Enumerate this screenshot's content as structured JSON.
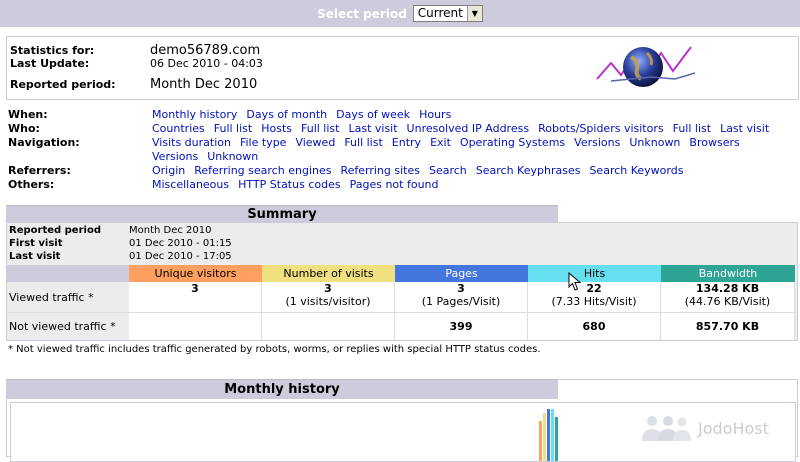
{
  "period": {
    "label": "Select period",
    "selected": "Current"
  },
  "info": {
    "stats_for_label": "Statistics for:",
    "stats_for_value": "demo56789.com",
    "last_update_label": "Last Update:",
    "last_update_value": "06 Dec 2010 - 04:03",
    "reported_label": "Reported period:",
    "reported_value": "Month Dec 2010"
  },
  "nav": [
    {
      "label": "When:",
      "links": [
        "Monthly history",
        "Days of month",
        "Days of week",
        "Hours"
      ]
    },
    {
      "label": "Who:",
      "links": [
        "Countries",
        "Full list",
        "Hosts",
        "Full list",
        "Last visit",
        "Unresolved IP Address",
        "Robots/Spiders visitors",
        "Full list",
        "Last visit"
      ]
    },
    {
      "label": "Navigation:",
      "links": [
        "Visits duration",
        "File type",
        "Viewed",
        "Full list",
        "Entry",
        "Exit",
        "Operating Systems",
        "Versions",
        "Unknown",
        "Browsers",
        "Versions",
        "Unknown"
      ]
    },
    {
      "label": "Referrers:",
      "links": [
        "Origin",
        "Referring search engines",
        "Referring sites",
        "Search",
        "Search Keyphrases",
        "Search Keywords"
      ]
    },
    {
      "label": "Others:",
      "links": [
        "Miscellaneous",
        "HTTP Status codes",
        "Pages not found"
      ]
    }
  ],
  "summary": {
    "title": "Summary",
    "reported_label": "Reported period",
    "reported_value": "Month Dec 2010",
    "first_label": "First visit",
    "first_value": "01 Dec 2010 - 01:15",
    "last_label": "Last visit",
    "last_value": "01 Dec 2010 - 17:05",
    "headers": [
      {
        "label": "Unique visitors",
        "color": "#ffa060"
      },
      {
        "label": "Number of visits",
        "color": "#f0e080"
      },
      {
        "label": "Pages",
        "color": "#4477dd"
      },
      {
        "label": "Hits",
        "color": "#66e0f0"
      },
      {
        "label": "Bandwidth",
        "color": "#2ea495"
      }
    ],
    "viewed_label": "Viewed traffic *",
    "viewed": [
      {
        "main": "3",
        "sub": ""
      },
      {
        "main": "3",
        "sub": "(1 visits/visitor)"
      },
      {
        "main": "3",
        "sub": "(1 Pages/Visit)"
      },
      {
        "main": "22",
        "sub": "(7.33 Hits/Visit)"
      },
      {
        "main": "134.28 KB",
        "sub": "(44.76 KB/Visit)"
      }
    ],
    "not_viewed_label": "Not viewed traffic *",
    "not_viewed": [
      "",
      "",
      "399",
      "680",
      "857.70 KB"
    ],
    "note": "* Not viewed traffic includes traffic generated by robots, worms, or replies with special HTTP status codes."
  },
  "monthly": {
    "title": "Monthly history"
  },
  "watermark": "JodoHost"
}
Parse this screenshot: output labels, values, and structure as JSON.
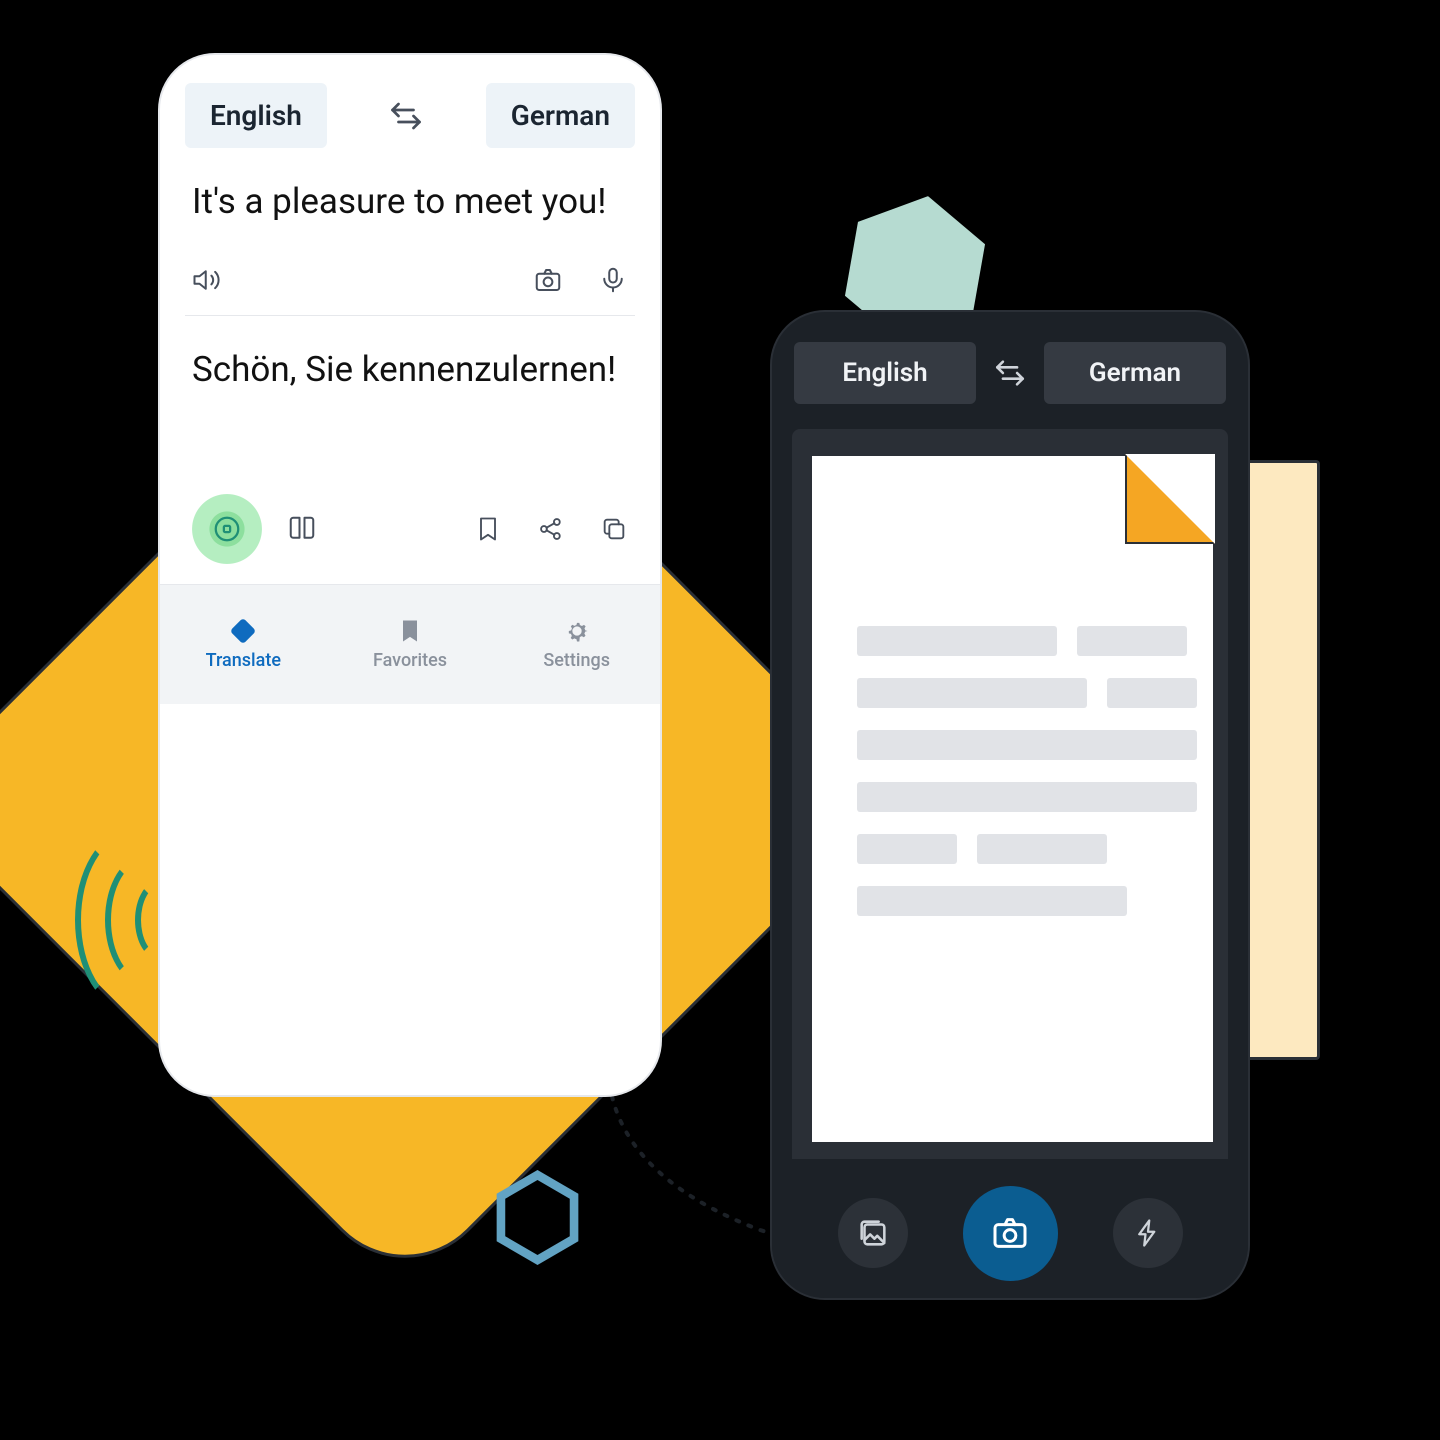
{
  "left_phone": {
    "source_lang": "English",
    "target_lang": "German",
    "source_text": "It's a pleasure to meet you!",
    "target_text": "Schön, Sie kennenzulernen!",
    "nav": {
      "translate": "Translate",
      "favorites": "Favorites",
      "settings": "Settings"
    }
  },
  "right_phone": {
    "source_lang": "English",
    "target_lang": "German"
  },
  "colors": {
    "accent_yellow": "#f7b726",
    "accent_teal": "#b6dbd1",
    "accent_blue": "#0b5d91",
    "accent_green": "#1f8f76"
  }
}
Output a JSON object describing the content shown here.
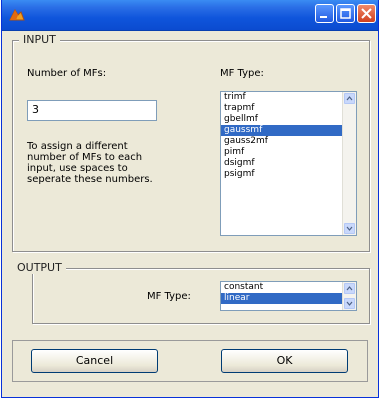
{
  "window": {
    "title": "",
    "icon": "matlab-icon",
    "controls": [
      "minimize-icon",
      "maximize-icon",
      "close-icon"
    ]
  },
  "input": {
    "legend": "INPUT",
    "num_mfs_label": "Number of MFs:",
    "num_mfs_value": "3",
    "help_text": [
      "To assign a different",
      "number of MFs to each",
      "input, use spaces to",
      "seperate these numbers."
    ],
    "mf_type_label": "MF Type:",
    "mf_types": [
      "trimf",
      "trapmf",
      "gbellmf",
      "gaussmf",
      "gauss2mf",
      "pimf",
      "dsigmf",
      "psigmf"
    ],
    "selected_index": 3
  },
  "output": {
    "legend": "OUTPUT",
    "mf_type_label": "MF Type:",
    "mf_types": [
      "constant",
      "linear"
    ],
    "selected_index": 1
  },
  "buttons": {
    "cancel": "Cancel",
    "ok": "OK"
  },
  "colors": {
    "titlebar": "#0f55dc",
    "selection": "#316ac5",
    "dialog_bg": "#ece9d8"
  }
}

- - - -

● **Work instructions**
Give back all entries exactly. No pictures belong in the copy.

● **Task result**
Enumerate this screenshot's content as structured JSON.
{
  "period": {
    "label": "Select period",
    "selected": "Current"
  },
  "info": {
    "stats_for_label": "Statistics for:",
    "stats_for_value": "demo56789.com",
    "last_update_label": "Last Update:",
    "last_update_value": "06 Dec 2010 - 04:03",
    "reported_label": "Reported period:",
    "reported_value": "Month Dec 2010"
  },
  "nav": [
    {
      "label": "When:",
      "links": [
        "Monthly history",
        "Days of month",
        "Days of week",
        "Hours"
      ]
    },
    {
      "label": "Who:",
      "links": [
        "Countries",
        "Full list",
        "Hosts",
        "Full list",
        "Last visit",
        "Unresolved IP Address",
        "Robots/Spiders visitors",
        "Full list",
        "Last visit"
      ]
    },
    {
      "label": "Navigation:",
      "links": [
        "Visits duration",
        "File type",
        "Viewed",
        "Full list",
        "Entry",
        "Exit",
        "Operating Systems",
        "Versions",
        "Unknown",
        "Browsers",
        "Versions",
        "Unknown"
      ]
    },
    {
      "label": "Referrers:",
      "links": [
        "Origin",
        "Referring search engines",
        "Referring sites",
        "Search",
        "Search Keyphrases",
        "Search Keywords"
      ]
    },
    {
      "label": "Others:",
      "links": [
        "Miscellaneous",
        "HTTP Status codes",
        "Pages not found"
      ]
    }
  ],
  "summary": {
    "title": "Summary",
    "reported_label": "Reported period",
    "reported_value": "Month Dec 2010",
    "first_label": "First visit",
    "first_value": "01 Dec 2010 - 01:15",
    "last_label": "Last visit",
    "last_value": "01 Dec 2010 - 17:05",
    "headers": [
      {
        "label": "Unique visitors",
        "color": "#ffa060"
      },
      {
        "label": "Number of visits",
        "color": "#f0e080"
      },
      {
        "label": "Pages",
        "color": "#4477dd"
      },
      {
        "label": "Hits",
        "color": "#66e0f0"
      },
      {
        "label": "Bandwidth",
        "color": "#2ea495"
      }
    ],
    "viewed_label": "Viewed traffic *",
    "viewed": [
      {
        "main": "3",
        "sub": ""
      },
      {
        "main": "3",
        "sub": "(1 visits/visitor)"
      },
      {
        "main": "3",
        "sub": "(1 Pages/Visit)"
      },
      {
        "main": "22",
        "sub": "(7.33 Hits/Visit)"
      },
      {
        "main": "134.28 KB",
        "sub": "(44.76 KB/Visit)"
      }
    ],
    "not_viewed_label": "Not viewed traffic *",
    "not_viewed": [
      "",
      "",
      "399",
      "680",
      "857.70 KB"
    ],
    "note": "* Not viewed traffic includes traffic generated by robots, worms, or replies with special HTTP status codes."
  },
  "monthly": {
    "title": "Monthly history"
  },
  "watermark": "JodoHost"
}
Parse this screenshot: output labels, values, and structure as JSON.
{
  "left_phone": {
    "source_lang": "English",
    "target_lang": "German",
    "source_text": "It's a pleasure to meet you!",
    "target_text": "Schön, Sie kennenzulernen!",
    "nav": {
      "translate": "Translate",
      "favorites": "Favorites",
      "settings": "Settings"
    }
  },
  "right_phone": {
    "source_lang": "English",
    "target_lang": "German"
  },
  "colors": {
    "accent_yellow": "#f7b726",
    "accent_teal": "#b6dbd1",
    "accent_blue": "#0b5d91",
    "accent_green": "#1f8f76"
  }
}
Output a JSON object describing the content shown here.
{
  "window": {
    "title": "",
    "icon": "matlab-icon",
    "controls": [
      "minimize-icon",
      "maximize-icon",
      "close-icon"
    ]
  },
  "input": {
    "legend": "INPUT",
    "num_mfs_label": "Number of MFs:",
    "num_mfs_value": "3",
    "help_text": [
      "To assign a different",
      "number of MFs to each",
      "input, use spaces to",
      "seperate these numbers."
    ],
    "mf_type_label": "MF Type:",
    "mf_types": [
      "trimf",
      "trapmf",
      "gbellmf",
      "gaussmf",
      "gauss2mf",
      "pimf",
      "dsigmf",
      "psigmf"
    ],
    "selected_index": 3
  },
  "output": {
    "legend": "OUTPUT",
    "mf_type_label": "MF Type:",
    "mf_types": [
      "constant",
      "linear"
    ],
    "selected_index": 1
  },
  "buttons": {
    "cancel": "Cancel",
    "ok": "OK"
  },
  "colors": {
    "titlebar": "#0f55dc",
    "selection": "#316ac5",
    "dialog_bg": "#ece9d8"
  }
}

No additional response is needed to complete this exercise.